- [Task goal]
Indicate whether each statement agrees with the passage on the Ten Point Coalition, answering yes or no and quoting the deciding words of the passage: (a) the press conference marked a year without a homicide in the coalition's patrol zone on the far-east side; (b) Harrison stated that a single group can curb the pattern of violence by itself; (c) the audience at the press conference included the mayor of Indianapolis.

- [Passage shown]
===

Ten Point Coalition’s Turf War With The City’s East Side
After four straight record-setting years of homicides in Indianapolis, Reverend Charles Harrison was hardly in a mood to celebrate. As the president of the city’s Ten Point Coalition, a faith-based group that aims to combat gun violence among young black men, walked through a gravel parking lot toward Fervent Prayer Church off 38th Street last June, he knew he would be congratulated. He would soon open a press conference marking a year without a homicide in TPC’s patrol zone on the far-east side—an area that had recorded three murders the year before. Yet Harrison couldn’t muster a smile. Indianapolis was on track to break its homicide record for the fifth straight year. We have so much work left to do, he thought.
Even so, he allowed himself a moment at the press conference to appreciate what TPC had helped achieve in its first year there. “I have learned after doing this for 20 years that no one group, no one agency, can curb the pattern of violence alone,” Harrison told the audience, which included Indianapolis Mayor Joe Hogsett, police chief Bryan Roach, and a representative from the Indiana Attorney General’s office. “It takes a village. I believe that good things happen when community, the city, law enforcement, grassroots organizations, and faith-based [groups] come together.”

===

(Records from a data collection)
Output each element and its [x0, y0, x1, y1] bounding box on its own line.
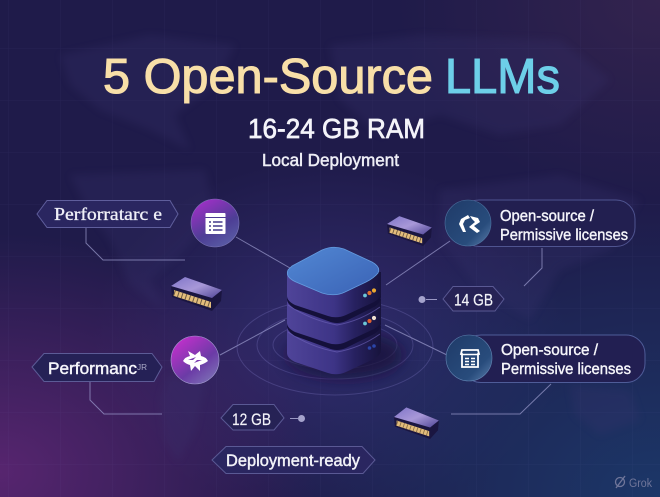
title: 5 Open-Source — [103, 50, 433, 104]
badge: deployment-ready — [212, 446, 375, 474]
server layer: middle — [287, 299, 381, 350]
badge: deployment-ready: Deployment-ready — [226, 451, 360, 470]
world map backdrop — [60, 35, 640, 462]
server layer: top — [287, 272, 381, 323]
panel: top-left performance label — [37, 200, 178, 228]
panel: lower-left performance label: JR — [137, 363, 147, 372]
badge: 14 GB: 14 GB — [454, 290, 493, 310]
panel: lower right license callout: Open-source / — [501, 342, 599, 359]
panel: lower right license callout: Permissive licenses — [501, 361, 631, 378]
panel: lower-left performance label: Performanc — [48, 359, 137, 378]
marker: 14 GB dot — [418, 296, 437, 303]
panel: lower right license callout — [446, 335, 645, 382]
badge: 12 GB: 12 GB — [232, 410, 271, 429]
panel: lower-left performance label — [32, 354, 162, 382]
platform rings — [237, 299, 433, 395]
icon: blue circle glyph — [445, 200, 491, 246]
server top face — [287, 247, 379, 295]
subtitle: local deployment: Local Deployment — [262, 150, 399, 170]
server status lights — [363, 288, 376, 350]
server layer: bottom — [287, 326, 381, 374]
watermark: Grok — [616, 476, 652, 490]
icon: archive table in blue circle — [446, 335, 492, 381]
panel: upper right license callout — [445, 200, 635, 246]
marker: 12 GB dot — [290, 415, 305, 422]
RAM chip: lower right — [394, 407, 439, 439]
title: LLMs — [445, 50, 560, 104]
RAM chip: upper right — [387, 216, 432, 246]
subtitle: RAM range: 16-24 GB RAM — [248, 113, 425, 144]
watermark: Grok: Grok — [629, 478, 652, 490]
icon: table in purple circle — [191, 199, 239, 247]
icon: spark in magenta circle — [171, 336, 219, 384]
panel: upper right license callout: Open-source / — [500, 208, 595, 225]
connector lines — [86, 228, 551, 414]
badge: 14 GB — [443, 286, 504, 311]
panel: upper right license callout: Permissive licenses — [500, 227, 628, 244]
badge: 12 GB — [221, 404, 284, 430]
RAM chip: left — [171, 277, 222, 311]
central server — [287, 247, 403, 379]
panel: top-left performance label: Perforratarc e — [54, 204, 162, 224]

===

- [Result of this task]
(a) Yes: "marking a year without a homicide in TPC’s patrol zone on the far-east side"
(b) No: "no one group, no one agency, can curb the pattern of violence alone"
(c) Yes: "which included Indianapolis Mayor Joe Hogsett"